TASK DESCRIPTION:
Only a number is wanted here: the number of lines of the data that include "Online".

SUPPLIED MATERIAL:
....

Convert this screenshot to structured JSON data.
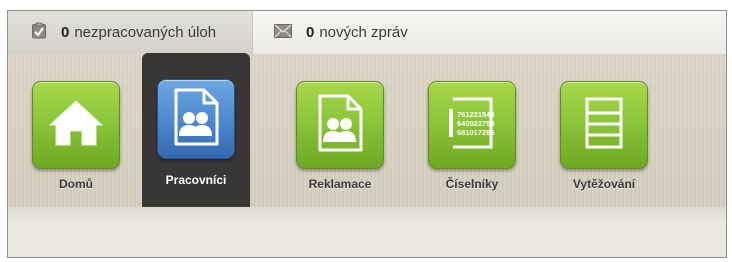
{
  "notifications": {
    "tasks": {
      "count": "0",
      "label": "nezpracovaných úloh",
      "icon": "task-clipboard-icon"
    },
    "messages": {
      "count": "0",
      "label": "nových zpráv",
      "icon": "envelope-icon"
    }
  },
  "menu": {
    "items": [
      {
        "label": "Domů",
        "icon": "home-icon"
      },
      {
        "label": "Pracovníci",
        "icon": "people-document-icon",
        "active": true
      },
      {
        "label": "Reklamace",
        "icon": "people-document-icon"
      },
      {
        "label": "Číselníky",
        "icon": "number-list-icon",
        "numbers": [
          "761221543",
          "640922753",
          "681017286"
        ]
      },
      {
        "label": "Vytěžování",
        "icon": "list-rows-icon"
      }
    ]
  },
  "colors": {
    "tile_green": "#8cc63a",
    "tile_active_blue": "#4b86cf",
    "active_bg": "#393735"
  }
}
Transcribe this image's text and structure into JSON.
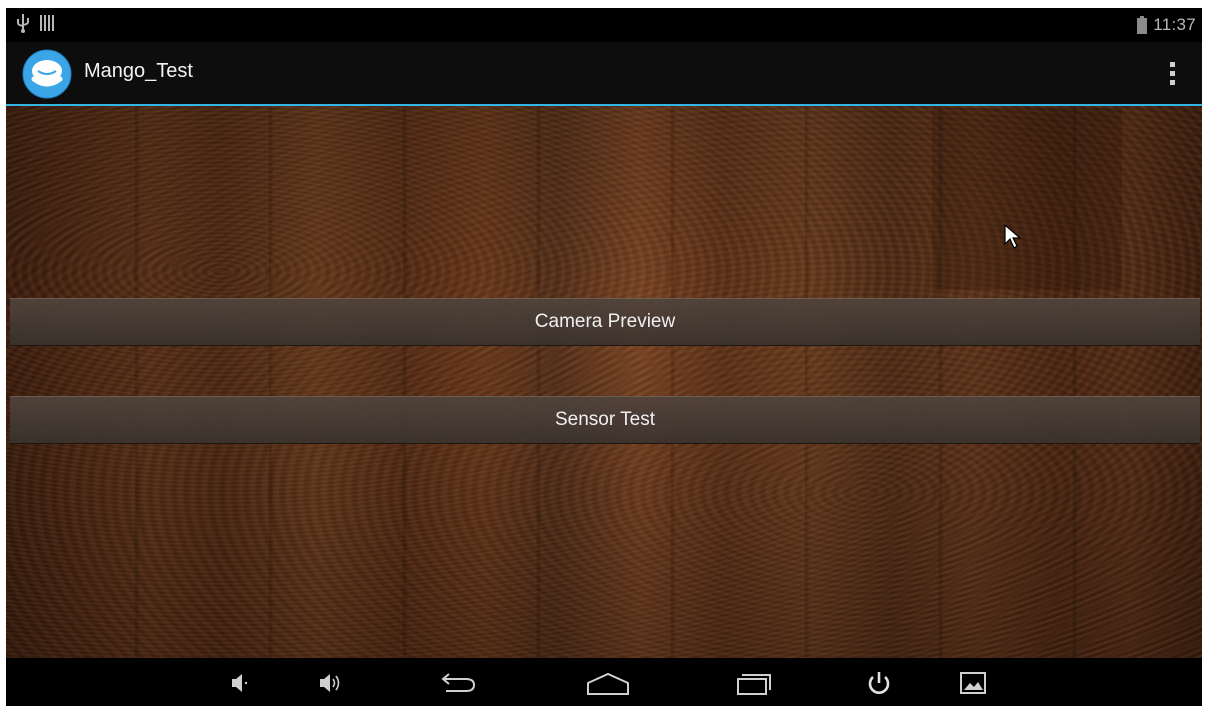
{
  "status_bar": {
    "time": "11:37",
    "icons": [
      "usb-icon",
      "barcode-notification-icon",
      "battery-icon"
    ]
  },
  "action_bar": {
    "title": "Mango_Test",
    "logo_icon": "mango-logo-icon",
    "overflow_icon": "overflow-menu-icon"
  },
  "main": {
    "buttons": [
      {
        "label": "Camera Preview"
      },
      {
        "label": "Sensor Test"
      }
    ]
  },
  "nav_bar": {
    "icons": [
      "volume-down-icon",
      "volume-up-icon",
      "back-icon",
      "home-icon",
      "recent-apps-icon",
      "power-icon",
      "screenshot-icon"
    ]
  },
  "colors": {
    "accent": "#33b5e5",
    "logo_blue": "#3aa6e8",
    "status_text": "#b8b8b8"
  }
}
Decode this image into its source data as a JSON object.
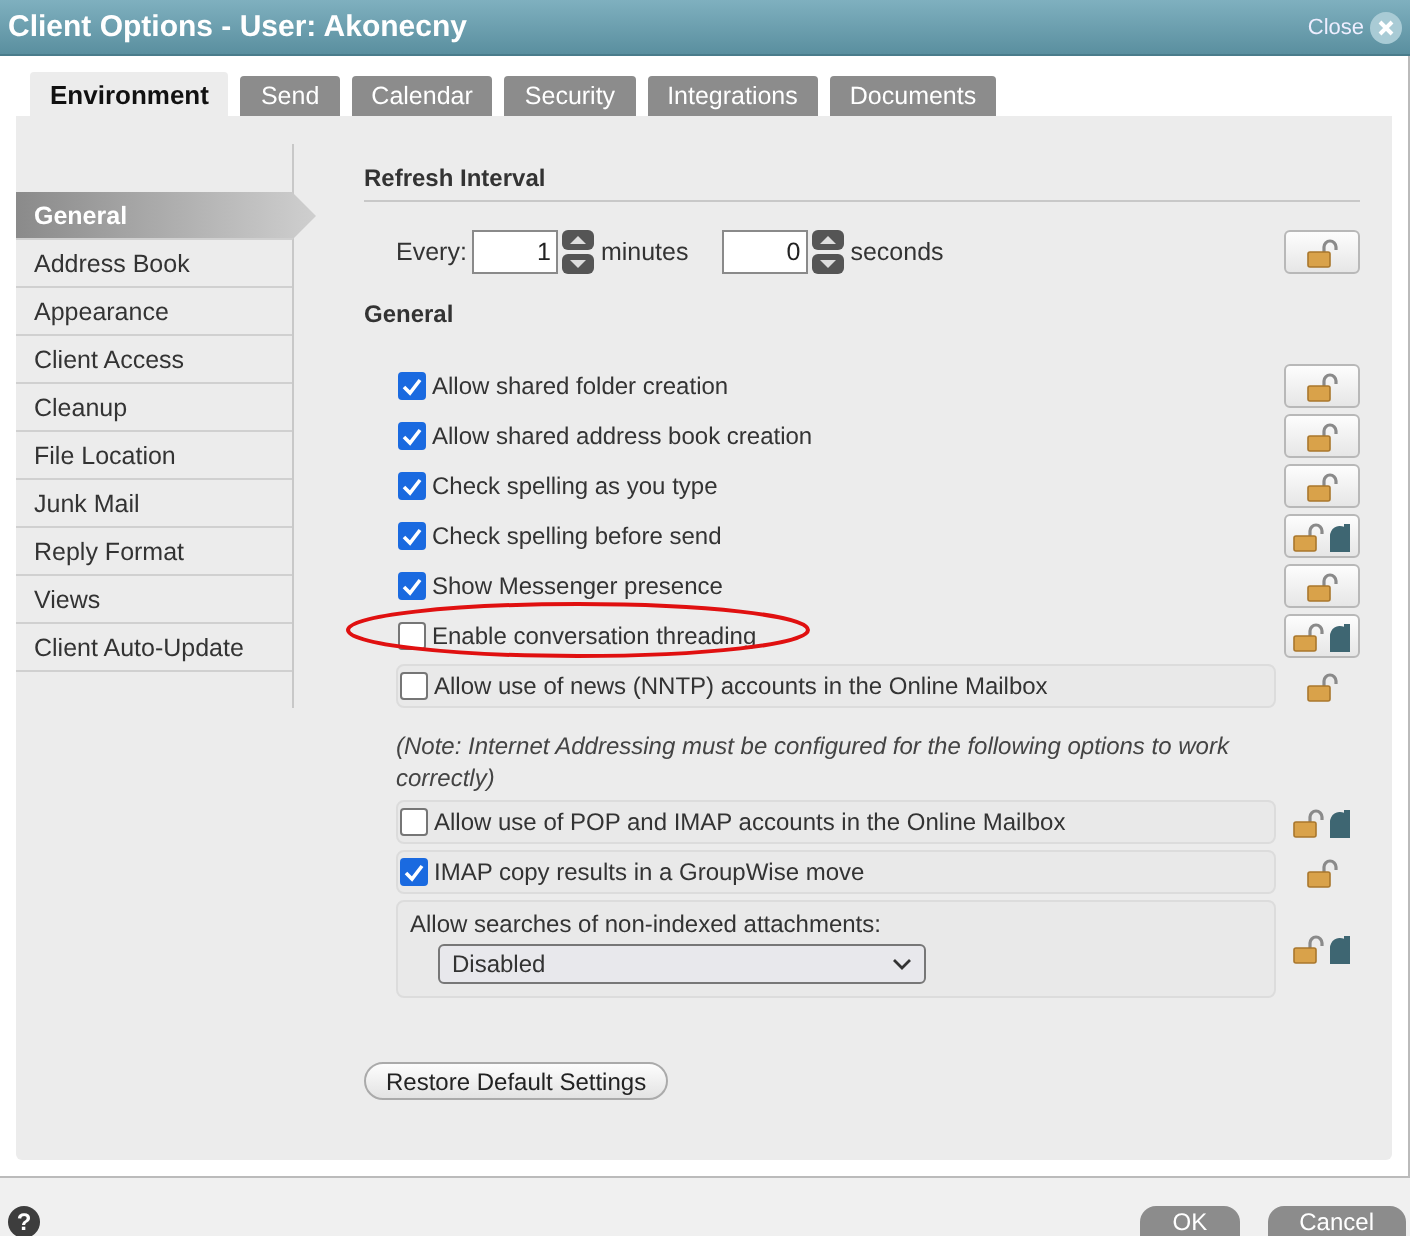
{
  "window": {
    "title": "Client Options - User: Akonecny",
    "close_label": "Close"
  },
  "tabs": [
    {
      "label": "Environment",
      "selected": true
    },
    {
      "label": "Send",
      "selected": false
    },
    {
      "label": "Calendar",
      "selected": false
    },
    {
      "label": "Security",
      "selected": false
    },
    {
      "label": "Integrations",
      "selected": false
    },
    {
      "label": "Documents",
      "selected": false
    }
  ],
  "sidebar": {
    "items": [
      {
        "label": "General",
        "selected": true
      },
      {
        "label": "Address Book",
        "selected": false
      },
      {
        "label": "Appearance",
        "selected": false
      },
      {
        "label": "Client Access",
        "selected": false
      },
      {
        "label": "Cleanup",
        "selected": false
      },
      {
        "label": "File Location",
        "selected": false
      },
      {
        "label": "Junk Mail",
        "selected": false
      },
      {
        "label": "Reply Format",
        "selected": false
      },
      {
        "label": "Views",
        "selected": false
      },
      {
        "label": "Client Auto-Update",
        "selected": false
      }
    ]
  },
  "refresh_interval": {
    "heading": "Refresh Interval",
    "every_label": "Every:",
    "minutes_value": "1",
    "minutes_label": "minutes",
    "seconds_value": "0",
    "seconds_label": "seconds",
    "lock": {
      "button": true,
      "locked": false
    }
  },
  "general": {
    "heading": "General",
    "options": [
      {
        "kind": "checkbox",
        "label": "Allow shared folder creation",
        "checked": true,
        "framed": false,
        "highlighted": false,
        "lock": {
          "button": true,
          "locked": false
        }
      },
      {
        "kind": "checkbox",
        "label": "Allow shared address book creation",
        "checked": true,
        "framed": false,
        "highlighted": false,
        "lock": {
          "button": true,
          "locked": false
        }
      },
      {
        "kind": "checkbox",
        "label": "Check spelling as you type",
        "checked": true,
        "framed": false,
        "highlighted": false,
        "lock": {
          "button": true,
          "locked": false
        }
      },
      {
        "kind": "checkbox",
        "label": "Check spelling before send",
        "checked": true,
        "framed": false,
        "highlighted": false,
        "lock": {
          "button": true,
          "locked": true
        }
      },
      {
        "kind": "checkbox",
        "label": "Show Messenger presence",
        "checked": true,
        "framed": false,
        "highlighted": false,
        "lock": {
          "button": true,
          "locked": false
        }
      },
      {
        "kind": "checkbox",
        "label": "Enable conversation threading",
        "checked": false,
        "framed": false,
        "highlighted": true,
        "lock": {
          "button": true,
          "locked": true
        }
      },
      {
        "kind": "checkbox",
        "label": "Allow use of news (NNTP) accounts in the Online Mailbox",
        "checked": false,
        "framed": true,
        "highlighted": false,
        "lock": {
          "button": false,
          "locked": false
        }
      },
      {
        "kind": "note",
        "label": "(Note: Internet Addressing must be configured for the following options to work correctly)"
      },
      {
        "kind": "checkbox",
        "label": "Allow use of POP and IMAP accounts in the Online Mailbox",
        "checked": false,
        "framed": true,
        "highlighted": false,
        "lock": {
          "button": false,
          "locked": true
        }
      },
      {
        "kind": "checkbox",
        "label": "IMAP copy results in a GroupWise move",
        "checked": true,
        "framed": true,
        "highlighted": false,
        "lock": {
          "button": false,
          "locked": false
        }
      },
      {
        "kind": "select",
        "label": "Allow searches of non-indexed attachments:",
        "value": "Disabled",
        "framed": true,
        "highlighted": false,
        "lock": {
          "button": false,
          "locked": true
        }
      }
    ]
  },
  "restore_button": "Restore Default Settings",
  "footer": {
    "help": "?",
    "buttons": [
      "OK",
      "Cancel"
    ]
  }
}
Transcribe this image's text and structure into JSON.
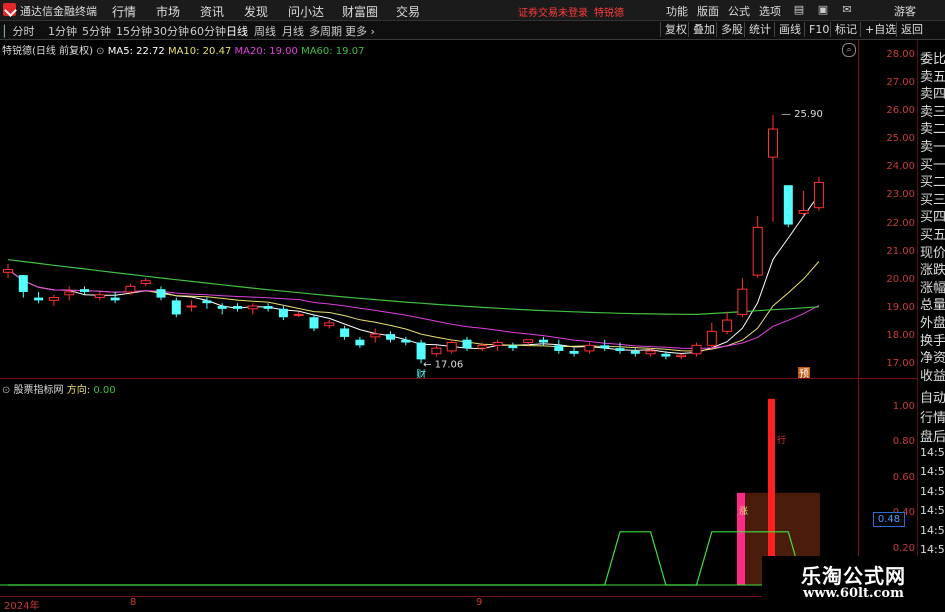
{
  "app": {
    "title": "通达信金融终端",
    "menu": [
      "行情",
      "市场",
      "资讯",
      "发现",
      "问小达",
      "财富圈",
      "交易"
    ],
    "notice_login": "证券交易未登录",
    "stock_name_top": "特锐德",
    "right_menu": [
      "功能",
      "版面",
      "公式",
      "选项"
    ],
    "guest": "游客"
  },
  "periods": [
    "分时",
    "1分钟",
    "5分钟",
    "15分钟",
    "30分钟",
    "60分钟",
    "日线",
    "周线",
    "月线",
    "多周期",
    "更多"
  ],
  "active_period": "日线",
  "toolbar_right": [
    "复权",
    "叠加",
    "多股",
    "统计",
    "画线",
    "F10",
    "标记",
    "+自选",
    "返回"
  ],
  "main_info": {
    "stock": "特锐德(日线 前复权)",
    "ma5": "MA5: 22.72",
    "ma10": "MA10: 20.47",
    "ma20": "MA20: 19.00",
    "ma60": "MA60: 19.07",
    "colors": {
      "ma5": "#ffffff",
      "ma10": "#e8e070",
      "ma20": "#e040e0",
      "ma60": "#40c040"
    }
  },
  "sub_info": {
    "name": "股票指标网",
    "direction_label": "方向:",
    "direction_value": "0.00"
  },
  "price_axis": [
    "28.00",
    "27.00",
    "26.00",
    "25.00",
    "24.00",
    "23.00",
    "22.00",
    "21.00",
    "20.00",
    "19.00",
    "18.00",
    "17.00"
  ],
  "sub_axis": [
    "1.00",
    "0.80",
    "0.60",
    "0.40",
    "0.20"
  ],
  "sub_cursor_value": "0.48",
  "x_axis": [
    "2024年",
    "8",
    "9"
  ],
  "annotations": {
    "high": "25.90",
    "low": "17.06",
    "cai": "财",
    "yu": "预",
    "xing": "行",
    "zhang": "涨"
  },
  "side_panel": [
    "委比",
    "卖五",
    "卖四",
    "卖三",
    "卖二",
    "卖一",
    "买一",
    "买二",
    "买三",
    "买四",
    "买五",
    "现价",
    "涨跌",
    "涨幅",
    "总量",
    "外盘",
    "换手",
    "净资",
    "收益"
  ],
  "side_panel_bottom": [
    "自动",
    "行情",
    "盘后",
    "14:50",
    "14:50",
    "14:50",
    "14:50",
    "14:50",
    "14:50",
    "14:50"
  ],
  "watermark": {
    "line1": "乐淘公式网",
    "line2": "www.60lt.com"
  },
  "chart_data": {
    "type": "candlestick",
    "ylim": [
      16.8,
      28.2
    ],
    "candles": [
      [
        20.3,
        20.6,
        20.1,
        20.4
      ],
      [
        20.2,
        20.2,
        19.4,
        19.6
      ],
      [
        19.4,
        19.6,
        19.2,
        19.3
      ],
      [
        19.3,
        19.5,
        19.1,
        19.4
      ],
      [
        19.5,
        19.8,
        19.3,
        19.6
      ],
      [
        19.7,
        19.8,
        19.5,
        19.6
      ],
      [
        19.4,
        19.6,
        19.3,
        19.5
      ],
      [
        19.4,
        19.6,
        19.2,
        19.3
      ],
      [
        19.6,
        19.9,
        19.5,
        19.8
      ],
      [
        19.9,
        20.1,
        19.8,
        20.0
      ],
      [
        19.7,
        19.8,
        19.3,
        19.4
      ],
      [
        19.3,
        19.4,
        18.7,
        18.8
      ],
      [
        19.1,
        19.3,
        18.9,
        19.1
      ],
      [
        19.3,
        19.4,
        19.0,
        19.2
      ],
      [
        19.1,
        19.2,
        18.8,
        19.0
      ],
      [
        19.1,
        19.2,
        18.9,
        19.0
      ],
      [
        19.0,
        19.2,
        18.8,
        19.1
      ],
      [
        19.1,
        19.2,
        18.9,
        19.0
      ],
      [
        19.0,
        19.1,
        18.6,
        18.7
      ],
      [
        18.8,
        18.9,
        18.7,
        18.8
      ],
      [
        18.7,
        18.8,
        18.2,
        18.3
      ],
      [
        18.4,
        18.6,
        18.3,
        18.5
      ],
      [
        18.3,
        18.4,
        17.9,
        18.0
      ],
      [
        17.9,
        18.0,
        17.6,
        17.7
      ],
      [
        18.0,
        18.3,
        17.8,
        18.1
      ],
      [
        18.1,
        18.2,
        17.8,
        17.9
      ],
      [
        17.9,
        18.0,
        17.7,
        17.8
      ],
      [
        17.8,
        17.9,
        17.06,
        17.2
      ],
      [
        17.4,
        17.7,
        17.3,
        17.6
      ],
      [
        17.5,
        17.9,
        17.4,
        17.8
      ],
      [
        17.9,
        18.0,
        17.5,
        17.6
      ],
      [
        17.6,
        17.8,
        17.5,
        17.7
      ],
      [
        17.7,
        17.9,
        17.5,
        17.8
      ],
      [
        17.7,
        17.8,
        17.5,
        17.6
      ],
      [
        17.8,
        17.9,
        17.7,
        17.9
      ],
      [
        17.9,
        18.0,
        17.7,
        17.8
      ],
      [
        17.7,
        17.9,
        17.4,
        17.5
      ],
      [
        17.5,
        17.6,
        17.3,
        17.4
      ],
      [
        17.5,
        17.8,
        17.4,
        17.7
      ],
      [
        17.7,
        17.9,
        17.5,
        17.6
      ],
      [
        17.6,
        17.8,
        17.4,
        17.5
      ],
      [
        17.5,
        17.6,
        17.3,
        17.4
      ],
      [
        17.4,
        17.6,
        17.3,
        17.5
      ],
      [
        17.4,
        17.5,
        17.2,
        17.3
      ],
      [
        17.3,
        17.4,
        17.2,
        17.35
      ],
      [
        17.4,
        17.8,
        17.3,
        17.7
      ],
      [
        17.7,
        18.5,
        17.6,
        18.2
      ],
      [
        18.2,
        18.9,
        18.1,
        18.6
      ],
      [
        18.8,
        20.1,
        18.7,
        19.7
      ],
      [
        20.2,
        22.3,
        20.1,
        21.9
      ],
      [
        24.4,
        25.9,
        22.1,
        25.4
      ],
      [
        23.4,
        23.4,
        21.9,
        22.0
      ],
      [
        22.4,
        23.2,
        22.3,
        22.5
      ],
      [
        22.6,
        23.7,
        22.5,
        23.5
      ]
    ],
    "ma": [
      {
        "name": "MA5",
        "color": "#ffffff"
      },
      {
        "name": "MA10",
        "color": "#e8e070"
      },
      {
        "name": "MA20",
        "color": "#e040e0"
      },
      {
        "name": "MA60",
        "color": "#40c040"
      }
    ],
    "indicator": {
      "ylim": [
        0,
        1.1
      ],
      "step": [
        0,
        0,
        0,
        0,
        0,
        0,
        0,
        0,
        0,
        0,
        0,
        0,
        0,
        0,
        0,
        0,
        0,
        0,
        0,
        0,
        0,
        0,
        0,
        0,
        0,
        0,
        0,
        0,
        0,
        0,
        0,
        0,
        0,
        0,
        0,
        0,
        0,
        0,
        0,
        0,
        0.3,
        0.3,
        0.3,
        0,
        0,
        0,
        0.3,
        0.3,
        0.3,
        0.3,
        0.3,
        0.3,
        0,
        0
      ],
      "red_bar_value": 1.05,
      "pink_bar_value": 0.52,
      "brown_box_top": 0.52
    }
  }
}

....

SOLUTION FOR THIS EXERCISE:
2